### STATED EXERCISE
Gather every line in the records below that contains the word "mail".

Dataset excerpt:
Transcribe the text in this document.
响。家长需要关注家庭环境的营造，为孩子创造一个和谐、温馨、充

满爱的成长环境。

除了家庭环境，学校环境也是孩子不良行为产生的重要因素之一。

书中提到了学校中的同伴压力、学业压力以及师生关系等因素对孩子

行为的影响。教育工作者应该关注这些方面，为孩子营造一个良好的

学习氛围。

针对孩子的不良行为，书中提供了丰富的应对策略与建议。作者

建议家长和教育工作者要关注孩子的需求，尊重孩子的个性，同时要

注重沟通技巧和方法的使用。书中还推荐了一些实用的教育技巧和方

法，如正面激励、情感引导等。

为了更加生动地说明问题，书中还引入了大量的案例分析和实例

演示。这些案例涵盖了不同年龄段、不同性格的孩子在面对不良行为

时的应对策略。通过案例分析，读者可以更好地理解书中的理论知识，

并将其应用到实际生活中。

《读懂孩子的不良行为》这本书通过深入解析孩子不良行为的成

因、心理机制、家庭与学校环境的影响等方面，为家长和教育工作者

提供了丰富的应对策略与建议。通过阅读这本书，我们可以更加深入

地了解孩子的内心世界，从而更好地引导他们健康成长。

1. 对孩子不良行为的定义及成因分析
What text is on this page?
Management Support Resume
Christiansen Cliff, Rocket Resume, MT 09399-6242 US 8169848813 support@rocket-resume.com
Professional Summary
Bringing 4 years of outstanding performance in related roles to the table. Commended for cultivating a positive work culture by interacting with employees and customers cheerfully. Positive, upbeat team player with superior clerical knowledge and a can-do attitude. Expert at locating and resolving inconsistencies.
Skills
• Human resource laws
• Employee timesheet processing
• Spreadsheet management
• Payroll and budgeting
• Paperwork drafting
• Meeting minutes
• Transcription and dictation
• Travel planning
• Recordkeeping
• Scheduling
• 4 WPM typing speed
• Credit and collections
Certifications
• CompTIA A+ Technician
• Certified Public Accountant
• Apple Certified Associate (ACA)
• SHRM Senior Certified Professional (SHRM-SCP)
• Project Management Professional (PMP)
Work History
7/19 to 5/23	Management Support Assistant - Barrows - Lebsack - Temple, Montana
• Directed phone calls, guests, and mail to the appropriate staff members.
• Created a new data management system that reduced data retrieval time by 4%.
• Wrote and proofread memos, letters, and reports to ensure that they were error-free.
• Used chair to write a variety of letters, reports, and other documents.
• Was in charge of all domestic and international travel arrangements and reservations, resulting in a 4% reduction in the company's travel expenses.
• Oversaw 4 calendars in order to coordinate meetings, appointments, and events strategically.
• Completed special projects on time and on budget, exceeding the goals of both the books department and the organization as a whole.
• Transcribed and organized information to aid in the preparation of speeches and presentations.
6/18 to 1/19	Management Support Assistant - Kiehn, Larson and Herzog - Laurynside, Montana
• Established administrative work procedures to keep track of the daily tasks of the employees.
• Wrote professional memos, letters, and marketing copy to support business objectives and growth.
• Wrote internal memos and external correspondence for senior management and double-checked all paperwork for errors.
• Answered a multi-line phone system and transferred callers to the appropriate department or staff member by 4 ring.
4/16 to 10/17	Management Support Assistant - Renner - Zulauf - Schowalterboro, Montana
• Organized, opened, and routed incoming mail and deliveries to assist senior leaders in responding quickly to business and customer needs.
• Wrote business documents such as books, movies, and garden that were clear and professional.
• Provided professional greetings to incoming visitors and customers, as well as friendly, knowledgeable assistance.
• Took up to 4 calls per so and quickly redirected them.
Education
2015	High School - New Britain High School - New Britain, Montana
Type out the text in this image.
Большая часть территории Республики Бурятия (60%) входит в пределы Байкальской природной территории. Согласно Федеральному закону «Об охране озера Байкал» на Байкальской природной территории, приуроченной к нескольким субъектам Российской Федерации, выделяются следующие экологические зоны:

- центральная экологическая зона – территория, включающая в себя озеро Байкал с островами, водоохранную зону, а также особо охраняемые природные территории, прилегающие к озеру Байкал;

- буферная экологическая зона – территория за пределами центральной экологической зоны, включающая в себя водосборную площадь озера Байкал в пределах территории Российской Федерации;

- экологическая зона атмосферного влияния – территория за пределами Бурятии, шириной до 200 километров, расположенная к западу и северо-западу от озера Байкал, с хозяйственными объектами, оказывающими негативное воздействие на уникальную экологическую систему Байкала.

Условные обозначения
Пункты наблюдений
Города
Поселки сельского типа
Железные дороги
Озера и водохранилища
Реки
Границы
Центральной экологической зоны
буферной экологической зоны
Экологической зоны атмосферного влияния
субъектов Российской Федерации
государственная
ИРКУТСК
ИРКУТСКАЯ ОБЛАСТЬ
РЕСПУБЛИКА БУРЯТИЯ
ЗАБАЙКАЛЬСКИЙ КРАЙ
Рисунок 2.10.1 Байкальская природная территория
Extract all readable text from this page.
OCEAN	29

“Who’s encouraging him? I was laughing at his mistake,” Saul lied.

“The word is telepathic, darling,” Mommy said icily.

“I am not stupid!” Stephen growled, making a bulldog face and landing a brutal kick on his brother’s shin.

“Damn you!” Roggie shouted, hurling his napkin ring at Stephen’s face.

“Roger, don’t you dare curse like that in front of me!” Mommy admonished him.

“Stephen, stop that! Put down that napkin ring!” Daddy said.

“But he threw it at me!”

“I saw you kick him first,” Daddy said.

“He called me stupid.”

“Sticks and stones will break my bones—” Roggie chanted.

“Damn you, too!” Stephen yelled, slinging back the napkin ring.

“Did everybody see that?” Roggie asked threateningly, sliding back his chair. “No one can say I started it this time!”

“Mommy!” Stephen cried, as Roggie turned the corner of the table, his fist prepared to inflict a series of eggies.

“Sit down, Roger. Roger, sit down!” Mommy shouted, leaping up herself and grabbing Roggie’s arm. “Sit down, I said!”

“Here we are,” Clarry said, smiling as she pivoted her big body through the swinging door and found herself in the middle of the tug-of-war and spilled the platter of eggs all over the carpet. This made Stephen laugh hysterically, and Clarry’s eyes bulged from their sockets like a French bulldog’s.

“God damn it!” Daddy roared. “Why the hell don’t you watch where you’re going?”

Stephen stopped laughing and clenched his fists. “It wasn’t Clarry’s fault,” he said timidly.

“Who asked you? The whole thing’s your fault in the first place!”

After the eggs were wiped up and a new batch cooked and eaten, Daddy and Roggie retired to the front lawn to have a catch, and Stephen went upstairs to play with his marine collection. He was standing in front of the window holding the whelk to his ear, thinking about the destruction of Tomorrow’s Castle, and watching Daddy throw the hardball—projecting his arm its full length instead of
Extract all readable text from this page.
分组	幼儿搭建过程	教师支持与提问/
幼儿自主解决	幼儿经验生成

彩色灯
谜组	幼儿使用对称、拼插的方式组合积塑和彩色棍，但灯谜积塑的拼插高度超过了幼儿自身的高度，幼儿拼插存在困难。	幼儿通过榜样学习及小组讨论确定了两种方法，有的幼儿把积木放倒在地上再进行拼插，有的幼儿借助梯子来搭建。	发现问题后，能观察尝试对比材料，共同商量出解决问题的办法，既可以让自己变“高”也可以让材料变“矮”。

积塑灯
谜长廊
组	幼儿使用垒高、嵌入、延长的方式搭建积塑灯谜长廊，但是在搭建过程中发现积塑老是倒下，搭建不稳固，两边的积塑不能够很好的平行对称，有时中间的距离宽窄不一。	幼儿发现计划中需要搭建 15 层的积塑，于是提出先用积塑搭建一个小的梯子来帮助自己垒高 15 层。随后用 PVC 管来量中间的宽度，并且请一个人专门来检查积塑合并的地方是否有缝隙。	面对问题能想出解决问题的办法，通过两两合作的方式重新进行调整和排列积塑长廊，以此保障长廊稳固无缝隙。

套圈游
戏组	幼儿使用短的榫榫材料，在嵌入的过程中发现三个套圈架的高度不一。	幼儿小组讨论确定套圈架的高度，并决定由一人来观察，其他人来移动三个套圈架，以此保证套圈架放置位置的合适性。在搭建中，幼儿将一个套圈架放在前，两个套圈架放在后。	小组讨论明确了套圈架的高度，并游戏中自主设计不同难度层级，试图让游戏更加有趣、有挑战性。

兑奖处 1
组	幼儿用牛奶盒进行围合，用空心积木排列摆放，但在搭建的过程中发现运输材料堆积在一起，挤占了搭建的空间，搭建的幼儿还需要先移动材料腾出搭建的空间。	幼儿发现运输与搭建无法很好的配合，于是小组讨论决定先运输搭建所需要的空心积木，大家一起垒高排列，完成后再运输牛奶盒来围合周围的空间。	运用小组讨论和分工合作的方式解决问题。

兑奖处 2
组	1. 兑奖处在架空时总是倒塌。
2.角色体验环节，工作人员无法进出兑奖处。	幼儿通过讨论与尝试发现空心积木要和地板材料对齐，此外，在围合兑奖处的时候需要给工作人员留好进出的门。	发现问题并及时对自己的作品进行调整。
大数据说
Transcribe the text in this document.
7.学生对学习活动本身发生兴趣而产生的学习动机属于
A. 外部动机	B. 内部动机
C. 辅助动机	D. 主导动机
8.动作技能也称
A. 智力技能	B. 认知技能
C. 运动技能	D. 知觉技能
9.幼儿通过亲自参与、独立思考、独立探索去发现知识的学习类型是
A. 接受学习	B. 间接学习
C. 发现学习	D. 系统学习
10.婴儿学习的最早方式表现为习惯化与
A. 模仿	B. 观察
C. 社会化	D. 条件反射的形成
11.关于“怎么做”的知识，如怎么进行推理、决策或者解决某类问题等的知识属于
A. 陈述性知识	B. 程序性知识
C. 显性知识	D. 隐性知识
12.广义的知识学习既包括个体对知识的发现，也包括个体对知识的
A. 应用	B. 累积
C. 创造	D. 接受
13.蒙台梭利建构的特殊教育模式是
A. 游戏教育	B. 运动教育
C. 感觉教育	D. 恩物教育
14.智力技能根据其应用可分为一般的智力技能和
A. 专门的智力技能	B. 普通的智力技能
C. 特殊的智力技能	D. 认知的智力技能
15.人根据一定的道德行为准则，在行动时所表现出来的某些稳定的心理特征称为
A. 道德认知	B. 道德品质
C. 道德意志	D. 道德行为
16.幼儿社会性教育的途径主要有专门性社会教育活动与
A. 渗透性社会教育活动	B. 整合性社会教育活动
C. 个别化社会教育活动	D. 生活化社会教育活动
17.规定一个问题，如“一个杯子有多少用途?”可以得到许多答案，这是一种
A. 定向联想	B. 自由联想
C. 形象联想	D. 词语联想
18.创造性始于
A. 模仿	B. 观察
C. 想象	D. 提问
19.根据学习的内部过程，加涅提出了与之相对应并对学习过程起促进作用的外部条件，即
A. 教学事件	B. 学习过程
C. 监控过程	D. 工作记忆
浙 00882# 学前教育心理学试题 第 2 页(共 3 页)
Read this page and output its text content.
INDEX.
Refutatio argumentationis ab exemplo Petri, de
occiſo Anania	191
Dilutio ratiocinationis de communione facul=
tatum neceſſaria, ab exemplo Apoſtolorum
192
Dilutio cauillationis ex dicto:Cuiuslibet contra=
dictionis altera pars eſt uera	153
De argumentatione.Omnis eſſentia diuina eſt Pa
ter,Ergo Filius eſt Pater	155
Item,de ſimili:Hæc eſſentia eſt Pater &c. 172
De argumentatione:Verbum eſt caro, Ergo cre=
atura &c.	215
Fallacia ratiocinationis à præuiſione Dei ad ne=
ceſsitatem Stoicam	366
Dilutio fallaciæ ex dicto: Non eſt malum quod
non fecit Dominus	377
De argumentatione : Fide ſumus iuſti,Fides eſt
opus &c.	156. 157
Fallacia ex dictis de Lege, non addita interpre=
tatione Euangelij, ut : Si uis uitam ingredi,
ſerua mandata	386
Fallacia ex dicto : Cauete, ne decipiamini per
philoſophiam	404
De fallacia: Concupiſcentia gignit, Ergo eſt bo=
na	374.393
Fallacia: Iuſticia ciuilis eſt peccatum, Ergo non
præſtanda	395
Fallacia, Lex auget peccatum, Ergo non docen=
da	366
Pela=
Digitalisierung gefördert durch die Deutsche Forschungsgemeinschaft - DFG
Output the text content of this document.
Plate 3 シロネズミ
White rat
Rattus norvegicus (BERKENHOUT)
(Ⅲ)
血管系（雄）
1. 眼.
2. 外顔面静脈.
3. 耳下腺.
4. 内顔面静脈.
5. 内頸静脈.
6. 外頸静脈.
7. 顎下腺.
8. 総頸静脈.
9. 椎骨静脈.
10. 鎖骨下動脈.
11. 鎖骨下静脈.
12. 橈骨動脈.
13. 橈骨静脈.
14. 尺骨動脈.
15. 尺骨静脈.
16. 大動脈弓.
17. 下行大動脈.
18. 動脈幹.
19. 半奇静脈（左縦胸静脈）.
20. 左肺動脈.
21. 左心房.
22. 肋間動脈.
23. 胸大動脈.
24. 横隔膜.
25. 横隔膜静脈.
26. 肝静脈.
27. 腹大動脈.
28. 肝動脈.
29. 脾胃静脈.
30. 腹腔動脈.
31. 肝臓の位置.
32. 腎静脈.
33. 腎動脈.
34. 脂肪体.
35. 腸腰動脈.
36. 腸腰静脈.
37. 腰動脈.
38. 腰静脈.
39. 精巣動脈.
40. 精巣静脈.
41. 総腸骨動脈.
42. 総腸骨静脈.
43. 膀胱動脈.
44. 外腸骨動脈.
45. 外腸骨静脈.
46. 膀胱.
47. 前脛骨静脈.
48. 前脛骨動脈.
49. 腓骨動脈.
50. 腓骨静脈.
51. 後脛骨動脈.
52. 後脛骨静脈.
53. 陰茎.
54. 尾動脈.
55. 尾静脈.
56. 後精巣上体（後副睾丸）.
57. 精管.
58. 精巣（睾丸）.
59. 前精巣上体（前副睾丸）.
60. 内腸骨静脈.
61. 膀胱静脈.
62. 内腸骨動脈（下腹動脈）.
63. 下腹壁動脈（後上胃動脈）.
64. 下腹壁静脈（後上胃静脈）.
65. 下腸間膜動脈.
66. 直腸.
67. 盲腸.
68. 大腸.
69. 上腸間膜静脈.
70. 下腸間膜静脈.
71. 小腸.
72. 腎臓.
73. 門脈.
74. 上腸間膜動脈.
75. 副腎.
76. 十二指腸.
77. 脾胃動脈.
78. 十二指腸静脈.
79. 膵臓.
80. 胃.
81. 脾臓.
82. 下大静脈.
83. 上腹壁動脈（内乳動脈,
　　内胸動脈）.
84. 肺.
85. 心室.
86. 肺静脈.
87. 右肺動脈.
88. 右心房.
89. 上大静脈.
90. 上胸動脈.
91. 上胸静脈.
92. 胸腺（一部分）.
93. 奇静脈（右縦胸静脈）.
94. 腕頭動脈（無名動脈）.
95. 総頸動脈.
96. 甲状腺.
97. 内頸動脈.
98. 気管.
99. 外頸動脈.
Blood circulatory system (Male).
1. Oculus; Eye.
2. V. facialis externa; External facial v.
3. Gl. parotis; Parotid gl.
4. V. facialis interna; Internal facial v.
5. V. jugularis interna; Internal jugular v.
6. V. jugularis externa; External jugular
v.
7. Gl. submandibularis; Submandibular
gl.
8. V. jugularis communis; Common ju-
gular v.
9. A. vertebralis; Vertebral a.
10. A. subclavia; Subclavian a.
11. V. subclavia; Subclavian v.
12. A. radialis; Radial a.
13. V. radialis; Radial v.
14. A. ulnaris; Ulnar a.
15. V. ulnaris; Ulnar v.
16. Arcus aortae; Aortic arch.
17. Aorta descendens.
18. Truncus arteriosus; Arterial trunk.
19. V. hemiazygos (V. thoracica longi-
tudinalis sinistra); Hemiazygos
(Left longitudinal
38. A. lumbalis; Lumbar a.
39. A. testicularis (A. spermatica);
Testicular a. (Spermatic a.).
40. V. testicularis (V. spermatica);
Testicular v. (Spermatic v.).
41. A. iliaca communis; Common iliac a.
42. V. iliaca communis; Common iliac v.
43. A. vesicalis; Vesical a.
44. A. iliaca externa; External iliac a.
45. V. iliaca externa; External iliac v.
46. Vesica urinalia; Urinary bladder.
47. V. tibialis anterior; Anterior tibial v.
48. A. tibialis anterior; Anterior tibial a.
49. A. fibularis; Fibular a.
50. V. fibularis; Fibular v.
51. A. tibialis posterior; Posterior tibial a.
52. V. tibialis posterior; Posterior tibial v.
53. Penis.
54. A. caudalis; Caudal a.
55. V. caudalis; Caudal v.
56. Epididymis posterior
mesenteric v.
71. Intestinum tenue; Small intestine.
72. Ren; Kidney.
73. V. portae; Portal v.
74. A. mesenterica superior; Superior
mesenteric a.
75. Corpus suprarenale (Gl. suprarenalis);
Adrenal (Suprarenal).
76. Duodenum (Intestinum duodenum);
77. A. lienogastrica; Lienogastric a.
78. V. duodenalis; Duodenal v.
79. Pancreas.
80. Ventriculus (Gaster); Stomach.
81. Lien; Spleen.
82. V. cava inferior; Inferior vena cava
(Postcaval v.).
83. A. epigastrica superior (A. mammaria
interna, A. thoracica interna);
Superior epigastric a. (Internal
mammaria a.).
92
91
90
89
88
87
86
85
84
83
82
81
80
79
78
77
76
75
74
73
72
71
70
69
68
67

### PROBLEM SOLUTION
• Directed phone calls, guests, and mail to the appropriate staff members.
• Organized, opened, and routed incoming mail and deliveries to assist senior leaders in responding quickly to business and customer needs.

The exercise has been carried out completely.